_TASK OBJECTIVE_.
Please reproduce every record, keeping each one exactly as written.

_PROVIDED INFORMATION_.
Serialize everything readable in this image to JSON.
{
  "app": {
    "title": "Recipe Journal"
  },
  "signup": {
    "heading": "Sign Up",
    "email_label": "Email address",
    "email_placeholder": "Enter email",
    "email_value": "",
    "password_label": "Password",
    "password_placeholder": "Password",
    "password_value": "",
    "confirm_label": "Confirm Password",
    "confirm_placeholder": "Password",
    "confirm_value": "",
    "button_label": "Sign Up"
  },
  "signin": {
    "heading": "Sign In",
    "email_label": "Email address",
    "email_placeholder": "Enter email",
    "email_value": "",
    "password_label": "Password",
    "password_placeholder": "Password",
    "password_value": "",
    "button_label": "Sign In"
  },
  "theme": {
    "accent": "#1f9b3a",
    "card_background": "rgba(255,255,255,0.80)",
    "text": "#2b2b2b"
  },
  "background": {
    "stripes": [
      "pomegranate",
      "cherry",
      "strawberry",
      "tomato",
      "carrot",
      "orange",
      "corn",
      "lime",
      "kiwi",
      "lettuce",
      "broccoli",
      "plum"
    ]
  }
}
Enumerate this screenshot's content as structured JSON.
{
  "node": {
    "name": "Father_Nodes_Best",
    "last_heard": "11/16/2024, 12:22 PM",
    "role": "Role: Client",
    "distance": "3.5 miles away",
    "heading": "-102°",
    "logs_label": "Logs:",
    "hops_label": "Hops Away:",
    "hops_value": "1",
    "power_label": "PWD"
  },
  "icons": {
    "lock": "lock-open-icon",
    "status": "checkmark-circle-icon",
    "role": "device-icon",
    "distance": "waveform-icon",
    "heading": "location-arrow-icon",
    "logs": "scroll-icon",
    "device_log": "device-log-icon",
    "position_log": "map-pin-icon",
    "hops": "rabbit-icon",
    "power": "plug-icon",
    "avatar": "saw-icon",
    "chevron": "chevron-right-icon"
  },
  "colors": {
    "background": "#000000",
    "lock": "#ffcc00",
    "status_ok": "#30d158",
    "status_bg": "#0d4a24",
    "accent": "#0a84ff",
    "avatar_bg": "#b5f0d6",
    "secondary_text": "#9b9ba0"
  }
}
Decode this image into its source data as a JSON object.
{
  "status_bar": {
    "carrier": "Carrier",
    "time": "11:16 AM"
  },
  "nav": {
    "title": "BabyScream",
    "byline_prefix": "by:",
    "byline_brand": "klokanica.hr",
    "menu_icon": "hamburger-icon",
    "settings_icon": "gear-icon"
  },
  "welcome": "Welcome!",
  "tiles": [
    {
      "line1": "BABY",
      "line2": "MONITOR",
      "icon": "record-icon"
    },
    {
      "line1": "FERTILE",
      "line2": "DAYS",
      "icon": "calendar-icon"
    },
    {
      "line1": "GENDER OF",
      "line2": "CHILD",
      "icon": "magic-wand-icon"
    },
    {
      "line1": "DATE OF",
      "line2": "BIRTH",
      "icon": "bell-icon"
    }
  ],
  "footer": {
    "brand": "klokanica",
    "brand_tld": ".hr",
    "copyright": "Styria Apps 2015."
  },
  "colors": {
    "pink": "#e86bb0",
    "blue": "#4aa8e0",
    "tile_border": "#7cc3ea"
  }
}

_RIGHT ANSWER_.
Serialize everything readable in this image to JSON.
{
  "app": {
    "title": "Recipe Journal"
  },
  "signup": {
    "heading": "Sign Up",
    "email_label": "Email address",
    "email_placeholder": "Enter email",
    "email_value": "",
    "password_label": "Password",
    "password_placeholder": "Password",
    "password_value": "",
    "confirm_label": "Confirm Password",
    "confirm_placeholder": "Password",
    "confirm_value": "",
    "button_label": "Sign Up"
  },
  "signin": {
    "heading": "Sign In",
    "email_label": "Email address",
    "email_placeholder": "Enter email",
    "email_value": "",
    "password_label": "Password",
    "password_placeholder": "Password",
    "password_value": "",
    "button_label": "Sign In"
  },
  "theme": {
    "accent": "#1f9b3a",
    "card_background": "rgba(255,255,255,0.80)",
    "text": "#2b2b2b"
  },
  "background": {
    "stripes": [
      "pomegranate",
      "cherry",
      "strawberry",
      "tomato",
      "carrot",
      "orange",
      "corn",
      "lime",
      "kiwi",
      "lettuce",
      "broccoli",
      "plum"
    ]
  }
}
Enumerate this screenshot's content as structured JSON.
{
  "node": {
    "name": "Father_Nodes_Best",
    "last_heard": "11/16/2024, 12:22 PM",
    "role": "Role: Client",
    "distance": "3.5 miles away",
    "heading": "-102°",
    "logs_label": "Logs:",
    "hops_label": "Hops Away:",
    "hops_value": "1",
    "power_label": "PWD"
  },
  "icons": {
    "lock": "lock-open-icon",
    "status": "checkmark-circle-icon",
    "role": "device-icon",
    "distance": "waveform-icon",
    "heading": "location-arrow-icon",
    "logs": "scroll-icon",
    "device_log": "device-log-icon",
    "position_log": "map-pin-icon",
    "hops": "rabbit-icon",
    "power": "plug-icon",
    "avatar": "saw-icon",
    "chevron": "chevron-right-icon"
  },
  "colors": {
    "background": "#000000",
    "lock": "#ffcc00",
    "status_ok": "#30d158",
    "status_bg": "#0d4a24",
    "accent": "#0a84ff",
    "avatar_bg": "#b5f0d6",
    "secondary_text": "#9b9ba0"
  }
}
Decode this image into its source data as a JSON object.
{
  "status_bar": {
    "carrier": "Carrier",
    "time": "11:16 AM"
  },
  "nav": {
    "title": "BabyScream",
    "byline_prefix": "by:",
    "byline_brand": "klokanica.hr",
    "menu_icon": "hamburger-icon",
    "settings_icon": "gear-icon"
  },
  "welcome": "Welcome!",
  "tiles": [
    {
      "line1": "BABY",
      "line2": "MONITOR",
      "icon": "record-icon"
    },
    {
      "line1": "FERTILE",
      "line2": "DAYS",
      "icon": "calendar-icon"
    },
    {
      "line1": "GENDER OF",
      "line2": "CHILD",
      "icon": "magic-wand-icon"
    },
    {
      "line1": "DATE OF",
      "line2": "BIRTH",
      "icon": "bell-icon"
    }
  ],
  "footer": {
    "brand": "klokanica",
    "brand_tld": ".hr",
    "copyright": "Styria Apps 2015."
  },
  "colors": {
    "pink": "#e86bb0",
    "blue": "#4aa8e0",
    "tile_border": "#7cc3ea"
  }
}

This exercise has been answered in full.